— START Data provided —

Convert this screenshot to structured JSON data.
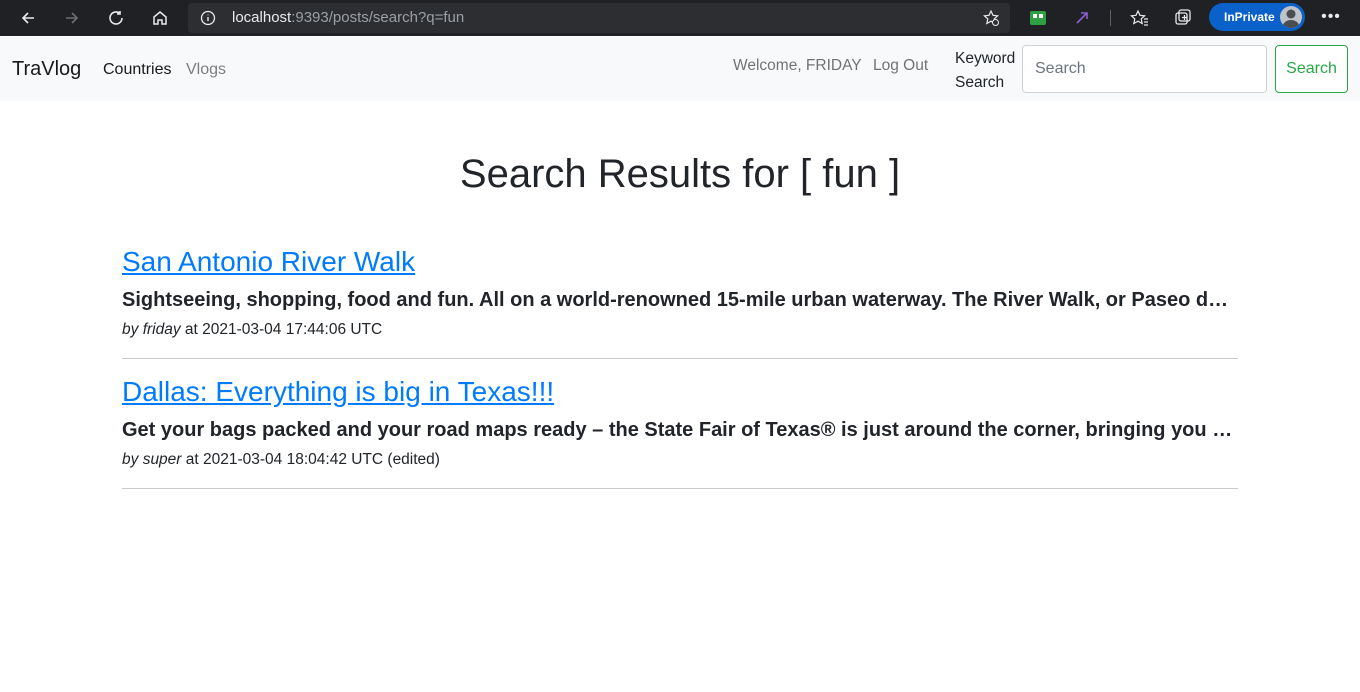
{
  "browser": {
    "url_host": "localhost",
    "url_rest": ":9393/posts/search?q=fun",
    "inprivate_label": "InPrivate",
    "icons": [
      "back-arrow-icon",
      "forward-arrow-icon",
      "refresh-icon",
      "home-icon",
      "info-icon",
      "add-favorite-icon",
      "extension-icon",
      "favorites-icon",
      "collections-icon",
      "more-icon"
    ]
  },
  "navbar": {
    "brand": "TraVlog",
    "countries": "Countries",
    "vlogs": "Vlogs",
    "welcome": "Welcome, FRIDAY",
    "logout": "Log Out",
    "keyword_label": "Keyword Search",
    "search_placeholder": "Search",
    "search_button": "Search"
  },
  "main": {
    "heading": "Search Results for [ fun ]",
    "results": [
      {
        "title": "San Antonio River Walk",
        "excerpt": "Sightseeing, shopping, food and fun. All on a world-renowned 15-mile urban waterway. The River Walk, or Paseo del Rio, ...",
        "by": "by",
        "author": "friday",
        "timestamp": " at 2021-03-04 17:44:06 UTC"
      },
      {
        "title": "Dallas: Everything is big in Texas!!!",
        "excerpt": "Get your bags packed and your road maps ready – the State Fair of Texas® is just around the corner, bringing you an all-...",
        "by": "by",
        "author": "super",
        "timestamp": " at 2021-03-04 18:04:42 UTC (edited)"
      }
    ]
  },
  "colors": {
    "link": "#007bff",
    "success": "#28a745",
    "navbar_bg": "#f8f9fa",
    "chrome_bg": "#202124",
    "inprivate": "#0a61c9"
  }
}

— END Data provided —
— START Data provided —

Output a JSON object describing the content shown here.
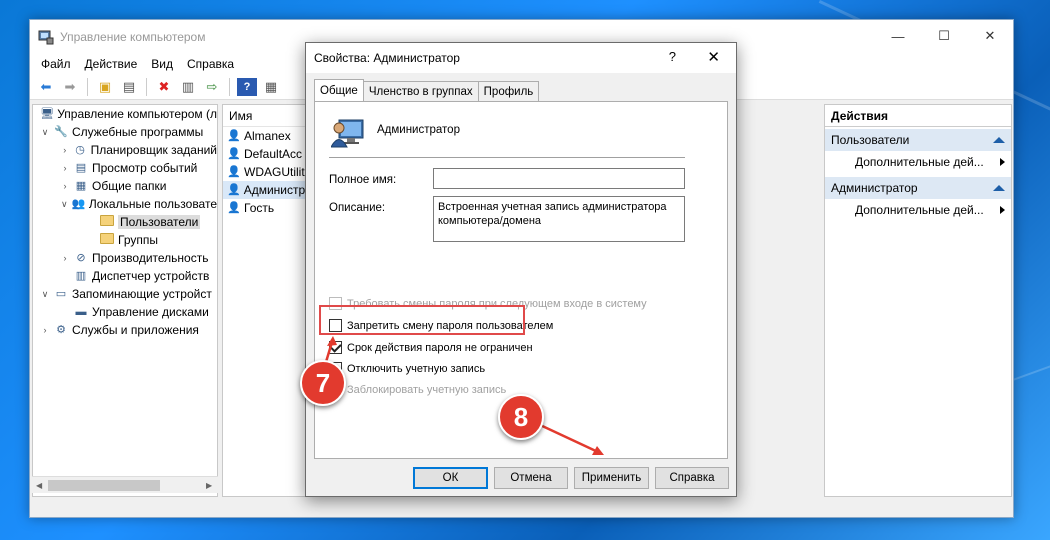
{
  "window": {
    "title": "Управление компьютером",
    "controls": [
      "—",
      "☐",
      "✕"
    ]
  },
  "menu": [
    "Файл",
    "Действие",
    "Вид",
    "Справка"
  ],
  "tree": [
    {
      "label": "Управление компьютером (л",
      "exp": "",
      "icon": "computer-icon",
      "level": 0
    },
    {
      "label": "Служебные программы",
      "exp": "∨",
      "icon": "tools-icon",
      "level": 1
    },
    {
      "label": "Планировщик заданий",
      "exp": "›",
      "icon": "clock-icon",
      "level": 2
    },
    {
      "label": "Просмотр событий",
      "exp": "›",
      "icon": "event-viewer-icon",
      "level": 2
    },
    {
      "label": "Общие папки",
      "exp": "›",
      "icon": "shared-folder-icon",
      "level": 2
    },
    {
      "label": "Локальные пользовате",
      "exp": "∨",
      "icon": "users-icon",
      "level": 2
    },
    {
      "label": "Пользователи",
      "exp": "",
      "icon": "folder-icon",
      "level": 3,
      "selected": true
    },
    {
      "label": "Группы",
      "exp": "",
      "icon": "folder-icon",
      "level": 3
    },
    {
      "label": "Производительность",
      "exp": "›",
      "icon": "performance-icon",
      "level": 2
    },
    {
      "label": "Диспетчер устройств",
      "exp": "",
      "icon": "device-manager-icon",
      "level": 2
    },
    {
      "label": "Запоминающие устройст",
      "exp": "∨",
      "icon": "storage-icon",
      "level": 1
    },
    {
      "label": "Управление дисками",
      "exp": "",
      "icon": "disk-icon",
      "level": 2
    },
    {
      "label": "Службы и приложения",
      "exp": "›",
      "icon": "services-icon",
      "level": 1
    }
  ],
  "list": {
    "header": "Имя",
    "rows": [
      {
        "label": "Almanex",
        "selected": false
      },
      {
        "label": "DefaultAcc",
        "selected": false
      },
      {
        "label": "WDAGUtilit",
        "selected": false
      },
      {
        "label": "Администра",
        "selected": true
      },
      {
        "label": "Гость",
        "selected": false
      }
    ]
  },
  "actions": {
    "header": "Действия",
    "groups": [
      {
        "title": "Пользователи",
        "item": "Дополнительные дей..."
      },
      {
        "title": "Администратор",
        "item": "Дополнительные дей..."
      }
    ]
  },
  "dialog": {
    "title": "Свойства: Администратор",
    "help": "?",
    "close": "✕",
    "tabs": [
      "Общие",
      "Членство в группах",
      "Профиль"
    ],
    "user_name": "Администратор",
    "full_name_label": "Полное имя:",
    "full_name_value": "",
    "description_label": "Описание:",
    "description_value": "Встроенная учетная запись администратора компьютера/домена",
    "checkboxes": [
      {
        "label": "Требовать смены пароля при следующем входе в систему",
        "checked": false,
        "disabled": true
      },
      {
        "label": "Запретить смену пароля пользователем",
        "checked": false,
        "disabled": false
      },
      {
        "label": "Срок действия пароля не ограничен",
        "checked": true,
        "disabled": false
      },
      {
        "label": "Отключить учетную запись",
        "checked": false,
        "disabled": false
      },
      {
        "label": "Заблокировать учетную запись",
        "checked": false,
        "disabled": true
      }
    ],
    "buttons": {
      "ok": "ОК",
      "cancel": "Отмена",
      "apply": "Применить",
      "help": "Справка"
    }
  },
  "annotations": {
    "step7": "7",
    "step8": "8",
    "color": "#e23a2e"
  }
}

— END Data provided —

** Requirements **
Select every line in the material above where the string "River" occurs, and copy it.

** Result of the exercise **
        "title": "San Antonio River Walk",
        "excerpt": "Sightseeing, shopping, food and fun. All on a world-renowned 15-mile urban waterway. The River Walk, or Paseo del Rio, ...",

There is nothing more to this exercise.